» Aim of the task: Look through the data below and count each line where the word "Selectivity" appears. Reply with the count alone.

[Records from a dataset]
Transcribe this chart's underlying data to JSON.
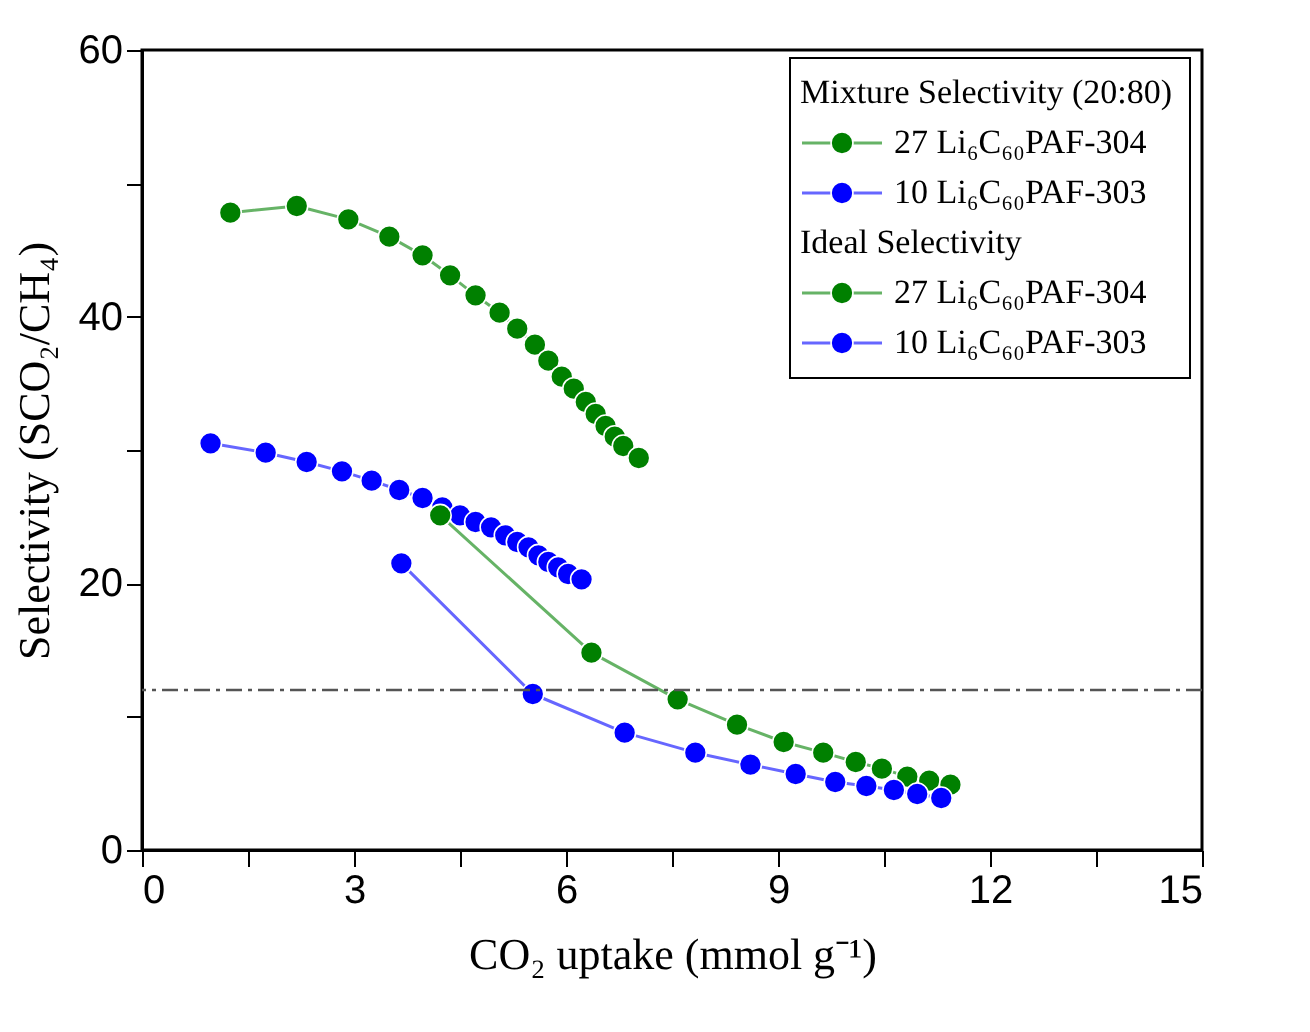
{
  "chart_data": {
    "type": "line",
    "xlabel": "CO₂ uptake (mmol g⁻¹)",
    "ylabel": "Selectivity (SCO₂/CH₄)",
    "xlim": [
      0,
      15
    ],
    "ylim": [
      0,
      60
    ],
    "xticks": [
      0,
      {
        "value": 1.5,
        "label": null
      },
      3,
      {
        "value": 4.5,
        "label": null
      },
      6,
      {
        "value": 7.5,
        "label": null
      },
      9,
      {
        "value": 10.5,
        "label": null
      },
      12,
      {
        "value": 13.5,
        "label": null
      },
      15
    ],
    "yticks": [
      0,
      {
        "value": 10,
        "label": null
      },
      20,
      {
        "value": 30,
        "label": null
      },
      40,
      {
        "value": 50,
        "label": null
      },
      60
    ],
    "grid": false,
    "legend": "top right",
    "marker": "circle",
    "line_style": "solid",
    "annotations": [
      "Mixture Selectivity (20:80)",
      "Ideal Selectivity"
    ],
    "ref_lines": [
      {
        "axis": "y",
        "value": 12,
        "color": "#555555",
        "line_style": "dashed"
      }
    ],
    "series": [
      {
        "name": "27 Li₆C₆₀PAF-304",
        "color": "#008000",
        "x": [
          1.25,
          2.19,
          2.92,
          3.5,
          3.97,
          4.36,
          4.72,
          5.06,
          5.31,
          5.56,
          5.75,
          5.94,
          6.11,
          6.28,
          6.42,
          6.56,
          6.69,
          6.81,
          7.03
        ],
        "values": [
          47.8,
          48.3,
          47.3,
          46.0,
          44.6,
          43.1,
          41.6,
          40.3,
          39.1,
          37.9,
          36.7,
          35.5,
          34.6,
          33.6,
          32.7,
          31.8,
          31.0,
          30.3,
          29.4
        ]
      },
      {
        "name": "10 Li₆C₆₀PAF-303",
        "color": "#0000ff",
        "x": [
          0.97,
          1.75,
          2.33,
          2.83,
          3.25,
          3.64,
          3.97,
          4.25,
          4.5,
          4.72,
          4.94,
          5.14,
          5.31,
          5.47,
          5.61,
          5.75,
          5.89,
          6.03,
          6.22
        ],
        "values": [
          30.5,
          29.8,
          29.1,
          28.4,
          27.7,
          27.0,
          26.4,
          25.7,
          25.1,
          24.6,
          24.2,
          23.6,
          23.1,
          22.7,
          22.1,
          21.6,
          21.2,
          20.7,
          20.3
        ]
      },
      {
        "name": "27 Li₆C₆₀PAF-304",
        "color": "#008000",
        "x": [
          4.22,
          6.36,
          7.58,
          8.42,
          9.08,
          9.64,
          10.1,
          10.47,
          10.83,
          11.14,
          11.44
        ],
        "values": [
          25.1,
          14.8,
          11.3,
          9.4,
          8.1,
          7.3,
          6.6,
          6.1,
          5.5,
          5.2,
          4.9
        ]
      },
      {
        "name": "10 Li₆C₆₀PAF-303",
        "color": "#0000ff",
        "x": [
          3.67,
          5.53,
          6.83,
          7.83,
          8.61,
          9.25,
          9.81,
          10.25,
          10.64,
          10.97,
          11.31
        ],
        "values": [
          21.5,
          11.7,
          8.8,
          7.3,
          6.4,
          5.7,
          5.1,
          4.8,
          4.5,
          4.2,
          3.9
        ]
      }
    ]
  }
}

» Solution to this problem: 3